Start of DATA SUPPLIED
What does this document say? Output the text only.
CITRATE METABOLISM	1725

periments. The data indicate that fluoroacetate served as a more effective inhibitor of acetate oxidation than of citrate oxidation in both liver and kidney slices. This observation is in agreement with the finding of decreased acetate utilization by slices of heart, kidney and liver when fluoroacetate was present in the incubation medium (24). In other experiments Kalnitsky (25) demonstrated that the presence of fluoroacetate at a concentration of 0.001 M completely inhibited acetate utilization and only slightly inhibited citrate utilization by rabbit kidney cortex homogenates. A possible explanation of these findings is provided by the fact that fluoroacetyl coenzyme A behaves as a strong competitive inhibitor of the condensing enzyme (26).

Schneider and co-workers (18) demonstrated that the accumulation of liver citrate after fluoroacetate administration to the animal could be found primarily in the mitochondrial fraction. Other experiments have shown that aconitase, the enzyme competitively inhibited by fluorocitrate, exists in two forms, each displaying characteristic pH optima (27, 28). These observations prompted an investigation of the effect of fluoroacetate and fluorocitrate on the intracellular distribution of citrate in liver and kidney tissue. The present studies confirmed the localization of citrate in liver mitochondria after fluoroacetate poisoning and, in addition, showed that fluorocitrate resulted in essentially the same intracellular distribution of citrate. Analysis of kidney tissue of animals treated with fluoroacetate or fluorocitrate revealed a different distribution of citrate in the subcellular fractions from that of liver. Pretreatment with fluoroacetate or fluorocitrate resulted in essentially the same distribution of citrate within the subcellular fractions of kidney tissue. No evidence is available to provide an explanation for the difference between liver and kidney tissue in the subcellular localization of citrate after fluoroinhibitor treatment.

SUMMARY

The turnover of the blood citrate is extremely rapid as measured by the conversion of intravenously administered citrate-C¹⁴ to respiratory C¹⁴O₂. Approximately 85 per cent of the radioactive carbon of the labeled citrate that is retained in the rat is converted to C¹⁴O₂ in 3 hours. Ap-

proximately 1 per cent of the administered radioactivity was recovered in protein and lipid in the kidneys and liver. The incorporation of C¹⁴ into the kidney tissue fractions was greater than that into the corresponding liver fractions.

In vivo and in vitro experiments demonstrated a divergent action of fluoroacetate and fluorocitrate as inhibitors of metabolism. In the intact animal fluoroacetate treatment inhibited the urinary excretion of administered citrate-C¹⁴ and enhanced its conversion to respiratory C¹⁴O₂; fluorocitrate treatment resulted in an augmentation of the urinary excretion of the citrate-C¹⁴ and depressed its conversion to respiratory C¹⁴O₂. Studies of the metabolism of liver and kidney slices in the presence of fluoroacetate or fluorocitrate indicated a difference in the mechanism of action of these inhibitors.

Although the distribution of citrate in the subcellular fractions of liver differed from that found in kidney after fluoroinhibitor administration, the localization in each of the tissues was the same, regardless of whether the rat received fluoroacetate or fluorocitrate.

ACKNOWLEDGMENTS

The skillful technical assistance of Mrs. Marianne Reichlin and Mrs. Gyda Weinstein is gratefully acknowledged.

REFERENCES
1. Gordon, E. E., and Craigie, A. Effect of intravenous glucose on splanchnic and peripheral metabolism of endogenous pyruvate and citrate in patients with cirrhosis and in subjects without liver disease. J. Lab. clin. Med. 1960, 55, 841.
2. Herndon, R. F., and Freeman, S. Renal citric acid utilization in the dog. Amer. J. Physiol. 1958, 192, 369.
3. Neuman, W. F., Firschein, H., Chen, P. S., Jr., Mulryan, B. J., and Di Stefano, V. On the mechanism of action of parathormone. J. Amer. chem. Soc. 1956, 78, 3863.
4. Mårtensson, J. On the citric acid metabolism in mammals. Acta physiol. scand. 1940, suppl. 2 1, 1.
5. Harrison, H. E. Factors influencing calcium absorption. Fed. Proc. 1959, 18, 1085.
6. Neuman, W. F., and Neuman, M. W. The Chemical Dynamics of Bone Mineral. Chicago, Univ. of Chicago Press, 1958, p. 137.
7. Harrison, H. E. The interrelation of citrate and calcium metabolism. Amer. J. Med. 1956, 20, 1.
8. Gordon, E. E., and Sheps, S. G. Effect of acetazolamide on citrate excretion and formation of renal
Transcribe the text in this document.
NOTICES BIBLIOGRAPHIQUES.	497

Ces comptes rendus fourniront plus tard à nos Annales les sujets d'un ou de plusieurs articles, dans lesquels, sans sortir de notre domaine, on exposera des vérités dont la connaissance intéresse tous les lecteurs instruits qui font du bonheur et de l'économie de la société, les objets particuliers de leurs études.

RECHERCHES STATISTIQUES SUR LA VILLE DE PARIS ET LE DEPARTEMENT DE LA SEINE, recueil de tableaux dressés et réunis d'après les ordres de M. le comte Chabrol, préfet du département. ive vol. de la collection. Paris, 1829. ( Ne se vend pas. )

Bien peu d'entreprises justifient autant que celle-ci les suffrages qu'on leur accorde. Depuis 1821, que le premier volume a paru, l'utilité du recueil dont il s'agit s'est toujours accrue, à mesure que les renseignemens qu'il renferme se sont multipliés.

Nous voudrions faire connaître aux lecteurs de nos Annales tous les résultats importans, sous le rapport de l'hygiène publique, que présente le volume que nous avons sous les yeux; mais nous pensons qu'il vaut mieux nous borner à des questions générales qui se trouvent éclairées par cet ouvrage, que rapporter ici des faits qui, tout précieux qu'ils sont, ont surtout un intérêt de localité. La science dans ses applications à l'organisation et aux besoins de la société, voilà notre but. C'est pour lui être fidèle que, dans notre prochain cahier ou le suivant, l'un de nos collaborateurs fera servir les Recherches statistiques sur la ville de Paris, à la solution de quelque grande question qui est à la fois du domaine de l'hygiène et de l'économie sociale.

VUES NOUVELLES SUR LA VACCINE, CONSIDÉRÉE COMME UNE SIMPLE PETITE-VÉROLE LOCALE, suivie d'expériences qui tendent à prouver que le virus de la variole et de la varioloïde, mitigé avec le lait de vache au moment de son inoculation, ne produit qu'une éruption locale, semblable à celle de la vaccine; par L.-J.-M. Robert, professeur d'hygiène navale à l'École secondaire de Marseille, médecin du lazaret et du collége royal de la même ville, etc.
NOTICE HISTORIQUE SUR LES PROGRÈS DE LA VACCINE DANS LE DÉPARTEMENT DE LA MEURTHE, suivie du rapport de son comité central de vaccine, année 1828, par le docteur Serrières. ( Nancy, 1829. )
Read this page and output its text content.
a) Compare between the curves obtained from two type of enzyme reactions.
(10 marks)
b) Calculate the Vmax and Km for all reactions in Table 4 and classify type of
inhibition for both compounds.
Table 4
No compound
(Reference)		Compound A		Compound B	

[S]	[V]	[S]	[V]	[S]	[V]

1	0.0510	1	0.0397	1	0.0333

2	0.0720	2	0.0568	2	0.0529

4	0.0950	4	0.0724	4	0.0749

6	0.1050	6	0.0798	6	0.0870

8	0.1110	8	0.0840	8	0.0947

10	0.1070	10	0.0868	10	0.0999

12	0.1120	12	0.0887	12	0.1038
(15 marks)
End of DATA SUPPLIED
▸ REQUIREMENT: Wherever a line of the entries holds the string "each", copy that line.

▸ RESULT OF THE EXERCISE:
Schneider and co-workers (18) demonstrated that the accumulation of liver citrate after fluoroacetate administration to the animal could be found primarily in the mitochondrial fraction. Other experiments have shown that aconitase, the enzyme competitively inhibited by fluorocitrate, exists in two forms, each displaying characteristic pH optima (27, 28). These observations prompted an investigation of the effect of fluoroacetate and fluorocitrate on the intracellular distribution of citrate in liver and kidney tissue. The present studies confirmed the localization of citrate in liver mitochondria after fluoroacetate poisoning and, in addition, showed that fluorocitrate resulted in essentially the same intracellular distribution of citrate. Analysis of kidney tissue of animals treated with fluoroacetate or fluorocitrate revealed a different distribution of citrate in the subcellular fractions from that of liver. Pretreatment with fluoroacetate or fluorocitrate resulted in essentially the same distribution of citrate within the subcellular fractions of kidney tissue. No evidence is available to provide an explanation for the difference between liver and kidney tissue in the subcellular localization of citrate after fluoroinhibitor treatment.
Although the distribution of citrate in the subcellular fractions of liver differed from that found in kidney after fluoroinhibitor administration, the localization in each of the tissues was the same, regardless of whether the rat received fluoroacetate or fluorocitrate.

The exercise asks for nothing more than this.